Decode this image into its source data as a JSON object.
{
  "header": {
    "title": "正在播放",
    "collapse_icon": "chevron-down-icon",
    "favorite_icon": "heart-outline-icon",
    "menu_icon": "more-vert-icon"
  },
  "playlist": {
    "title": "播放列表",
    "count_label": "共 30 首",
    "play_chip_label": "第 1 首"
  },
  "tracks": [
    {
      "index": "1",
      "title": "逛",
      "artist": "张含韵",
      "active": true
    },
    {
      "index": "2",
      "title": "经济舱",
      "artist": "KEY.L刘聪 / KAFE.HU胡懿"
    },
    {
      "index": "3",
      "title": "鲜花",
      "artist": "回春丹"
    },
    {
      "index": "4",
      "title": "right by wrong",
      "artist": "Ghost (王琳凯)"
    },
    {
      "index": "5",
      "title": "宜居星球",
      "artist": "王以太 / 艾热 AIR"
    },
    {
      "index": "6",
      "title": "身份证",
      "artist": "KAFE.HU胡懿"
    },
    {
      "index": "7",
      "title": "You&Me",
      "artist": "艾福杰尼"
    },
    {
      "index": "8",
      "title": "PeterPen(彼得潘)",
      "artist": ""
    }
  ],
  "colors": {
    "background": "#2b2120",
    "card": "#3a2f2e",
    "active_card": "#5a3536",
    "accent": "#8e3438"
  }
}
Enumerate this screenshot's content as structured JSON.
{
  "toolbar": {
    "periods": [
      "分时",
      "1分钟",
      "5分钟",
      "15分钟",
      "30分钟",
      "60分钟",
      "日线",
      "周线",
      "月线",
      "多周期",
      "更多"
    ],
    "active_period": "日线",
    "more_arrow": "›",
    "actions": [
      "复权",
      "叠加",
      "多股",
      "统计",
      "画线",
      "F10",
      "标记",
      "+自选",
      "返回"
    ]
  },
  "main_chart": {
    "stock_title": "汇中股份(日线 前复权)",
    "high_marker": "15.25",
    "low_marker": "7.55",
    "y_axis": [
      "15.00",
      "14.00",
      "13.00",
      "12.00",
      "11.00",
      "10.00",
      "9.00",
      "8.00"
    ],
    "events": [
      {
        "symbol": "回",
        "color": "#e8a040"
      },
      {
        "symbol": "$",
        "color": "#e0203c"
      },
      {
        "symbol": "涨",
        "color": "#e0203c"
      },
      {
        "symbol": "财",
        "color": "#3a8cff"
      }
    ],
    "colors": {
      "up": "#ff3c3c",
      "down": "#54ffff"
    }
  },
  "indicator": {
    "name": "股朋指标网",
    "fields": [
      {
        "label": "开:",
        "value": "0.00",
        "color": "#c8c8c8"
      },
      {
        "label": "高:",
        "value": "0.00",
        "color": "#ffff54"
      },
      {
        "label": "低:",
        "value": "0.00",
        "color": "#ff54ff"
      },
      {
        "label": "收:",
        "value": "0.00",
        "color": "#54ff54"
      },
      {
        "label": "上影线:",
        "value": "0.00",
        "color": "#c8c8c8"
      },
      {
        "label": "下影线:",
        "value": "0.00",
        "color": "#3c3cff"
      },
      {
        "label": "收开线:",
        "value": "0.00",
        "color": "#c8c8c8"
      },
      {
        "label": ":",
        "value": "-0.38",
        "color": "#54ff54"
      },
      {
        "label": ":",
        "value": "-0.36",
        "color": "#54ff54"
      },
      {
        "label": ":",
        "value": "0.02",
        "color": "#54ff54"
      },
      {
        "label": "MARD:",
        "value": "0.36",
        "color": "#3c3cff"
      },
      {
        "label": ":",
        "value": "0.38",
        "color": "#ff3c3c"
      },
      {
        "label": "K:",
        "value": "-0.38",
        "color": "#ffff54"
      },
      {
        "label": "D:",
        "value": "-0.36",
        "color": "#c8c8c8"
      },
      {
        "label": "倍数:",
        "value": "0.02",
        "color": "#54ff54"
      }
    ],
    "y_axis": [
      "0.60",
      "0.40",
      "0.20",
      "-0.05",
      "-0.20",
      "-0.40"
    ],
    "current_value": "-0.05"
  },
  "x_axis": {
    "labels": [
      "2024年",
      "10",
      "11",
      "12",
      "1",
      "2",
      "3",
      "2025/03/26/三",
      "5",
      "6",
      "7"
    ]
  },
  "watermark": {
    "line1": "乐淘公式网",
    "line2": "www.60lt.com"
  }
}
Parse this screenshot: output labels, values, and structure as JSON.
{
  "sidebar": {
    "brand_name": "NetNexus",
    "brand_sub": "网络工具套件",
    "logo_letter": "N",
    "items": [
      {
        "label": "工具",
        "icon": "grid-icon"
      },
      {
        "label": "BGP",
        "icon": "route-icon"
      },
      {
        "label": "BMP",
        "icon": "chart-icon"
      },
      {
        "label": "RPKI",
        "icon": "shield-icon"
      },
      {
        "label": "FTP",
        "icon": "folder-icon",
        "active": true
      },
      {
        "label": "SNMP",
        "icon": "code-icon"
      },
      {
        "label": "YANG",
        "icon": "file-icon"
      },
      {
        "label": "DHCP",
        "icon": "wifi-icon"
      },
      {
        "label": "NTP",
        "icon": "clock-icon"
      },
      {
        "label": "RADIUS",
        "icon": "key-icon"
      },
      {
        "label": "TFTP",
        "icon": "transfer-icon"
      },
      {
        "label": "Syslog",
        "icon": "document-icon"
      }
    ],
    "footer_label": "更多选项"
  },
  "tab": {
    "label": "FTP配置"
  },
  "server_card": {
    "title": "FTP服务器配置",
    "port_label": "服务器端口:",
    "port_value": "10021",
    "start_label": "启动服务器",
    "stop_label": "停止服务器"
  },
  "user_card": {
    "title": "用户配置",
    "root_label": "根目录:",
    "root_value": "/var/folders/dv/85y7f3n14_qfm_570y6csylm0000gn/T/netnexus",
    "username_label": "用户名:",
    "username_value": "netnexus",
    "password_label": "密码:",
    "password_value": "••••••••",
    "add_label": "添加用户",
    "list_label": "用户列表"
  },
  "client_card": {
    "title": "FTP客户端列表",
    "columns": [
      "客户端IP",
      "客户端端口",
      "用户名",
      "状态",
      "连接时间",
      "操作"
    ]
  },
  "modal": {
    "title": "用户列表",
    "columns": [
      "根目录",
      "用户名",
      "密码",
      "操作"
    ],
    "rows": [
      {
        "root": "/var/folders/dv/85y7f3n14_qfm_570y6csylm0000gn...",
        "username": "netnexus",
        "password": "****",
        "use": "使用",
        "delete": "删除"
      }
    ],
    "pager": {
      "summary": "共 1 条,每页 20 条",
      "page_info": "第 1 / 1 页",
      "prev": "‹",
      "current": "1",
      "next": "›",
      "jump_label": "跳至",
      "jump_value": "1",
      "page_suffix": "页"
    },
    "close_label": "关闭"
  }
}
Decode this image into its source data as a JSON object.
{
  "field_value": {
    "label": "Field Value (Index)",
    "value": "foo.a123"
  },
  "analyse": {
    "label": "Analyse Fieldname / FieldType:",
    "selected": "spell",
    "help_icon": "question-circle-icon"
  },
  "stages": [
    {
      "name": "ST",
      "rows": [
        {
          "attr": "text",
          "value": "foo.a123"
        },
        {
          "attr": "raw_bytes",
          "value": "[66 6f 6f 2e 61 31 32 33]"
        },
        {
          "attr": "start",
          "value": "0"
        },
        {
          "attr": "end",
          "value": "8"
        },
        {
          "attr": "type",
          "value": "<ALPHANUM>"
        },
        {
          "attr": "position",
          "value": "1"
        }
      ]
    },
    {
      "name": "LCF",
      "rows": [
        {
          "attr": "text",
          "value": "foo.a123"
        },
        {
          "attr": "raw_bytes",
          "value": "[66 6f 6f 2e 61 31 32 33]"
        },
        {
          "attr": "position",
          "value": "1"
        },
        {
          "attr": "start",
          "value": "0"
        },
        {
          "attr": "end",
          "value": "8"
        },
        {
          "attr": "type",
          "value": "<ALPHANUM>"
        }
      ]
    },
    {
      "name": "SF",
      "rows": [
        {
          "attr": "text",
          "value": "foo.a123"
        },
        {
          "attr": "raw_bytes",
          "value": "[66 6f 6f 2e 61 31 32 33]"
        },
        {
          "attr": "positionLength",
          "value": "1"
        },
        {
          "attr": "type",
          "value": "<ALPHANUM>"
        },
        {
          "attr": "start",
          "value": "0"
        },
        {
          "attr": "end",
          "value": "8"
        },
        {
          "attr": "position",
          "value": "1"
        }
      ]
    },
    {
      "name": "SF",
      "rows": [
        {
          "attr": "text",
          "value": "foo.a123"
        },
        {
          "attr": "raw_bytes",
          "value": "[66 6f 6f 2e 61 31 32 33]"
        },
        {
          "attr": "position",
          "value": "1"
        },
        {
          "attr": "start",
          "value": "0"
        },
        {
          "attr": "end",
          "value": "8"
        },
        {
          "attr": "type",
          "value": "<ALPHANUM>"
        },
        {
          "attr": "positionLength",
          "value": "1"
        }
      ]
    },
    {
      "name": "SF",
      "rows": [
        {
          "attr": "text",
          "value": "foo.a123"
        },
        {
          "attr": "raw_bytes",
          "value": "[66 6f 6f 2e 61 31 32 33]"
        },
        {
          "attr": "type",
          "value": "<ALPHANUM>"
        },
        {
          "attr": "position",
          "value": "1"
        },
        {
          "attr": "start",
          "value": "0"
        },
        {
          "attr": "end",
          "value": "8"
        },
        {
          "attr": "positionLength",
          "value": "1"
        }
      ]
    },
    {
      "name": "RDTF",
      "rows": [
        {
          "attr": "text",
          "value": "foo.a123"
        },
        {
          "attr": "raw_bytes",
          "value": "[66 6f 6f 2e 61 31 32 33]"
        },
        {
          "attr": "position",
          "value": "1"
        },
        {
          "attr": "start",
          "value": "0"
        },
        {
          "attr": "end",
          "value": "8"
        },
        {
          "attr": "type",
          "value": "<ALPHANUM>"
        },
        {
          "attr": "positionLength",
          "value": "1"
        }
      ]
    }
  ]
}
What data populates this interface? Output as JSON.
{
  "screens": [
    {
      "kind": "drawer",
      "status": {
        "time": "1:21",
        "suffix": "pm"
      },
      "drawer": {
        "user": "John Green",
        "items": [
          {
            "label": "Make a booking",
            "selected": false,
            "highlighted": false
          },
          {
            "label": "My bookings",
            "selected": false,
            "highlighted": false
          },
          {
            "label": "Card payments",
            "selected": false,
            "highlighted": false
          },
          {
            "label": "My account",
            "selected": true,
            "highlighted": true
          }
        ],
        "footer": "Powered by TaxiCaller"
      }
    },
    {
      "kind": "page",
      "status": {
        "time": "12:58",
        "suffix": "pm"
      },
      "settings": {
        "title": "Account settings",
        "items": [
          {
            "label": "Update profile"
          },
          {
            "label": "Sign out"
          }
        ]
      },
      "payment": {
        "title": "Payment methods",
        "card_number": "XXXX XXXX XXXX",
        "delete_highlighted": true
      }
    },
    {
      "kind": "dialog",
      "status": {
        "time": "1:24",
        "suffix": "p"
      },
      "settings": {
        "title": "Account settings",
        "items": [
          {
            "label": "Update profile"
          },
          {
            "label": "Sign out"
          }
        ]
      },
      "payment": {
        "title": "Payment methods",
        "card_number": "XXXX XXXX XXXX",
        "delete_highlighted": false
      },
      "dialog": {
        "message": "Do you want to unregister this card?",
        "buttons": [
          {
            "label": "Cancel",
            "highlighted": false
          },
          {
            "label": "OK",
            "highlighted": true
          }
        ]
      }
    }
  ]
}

Exercise prompt: Track down every line of the material containing the string "labels", and copy it.

Result:
    "labels": [
Parse this screenshot: output labels, values, and structure as JSON.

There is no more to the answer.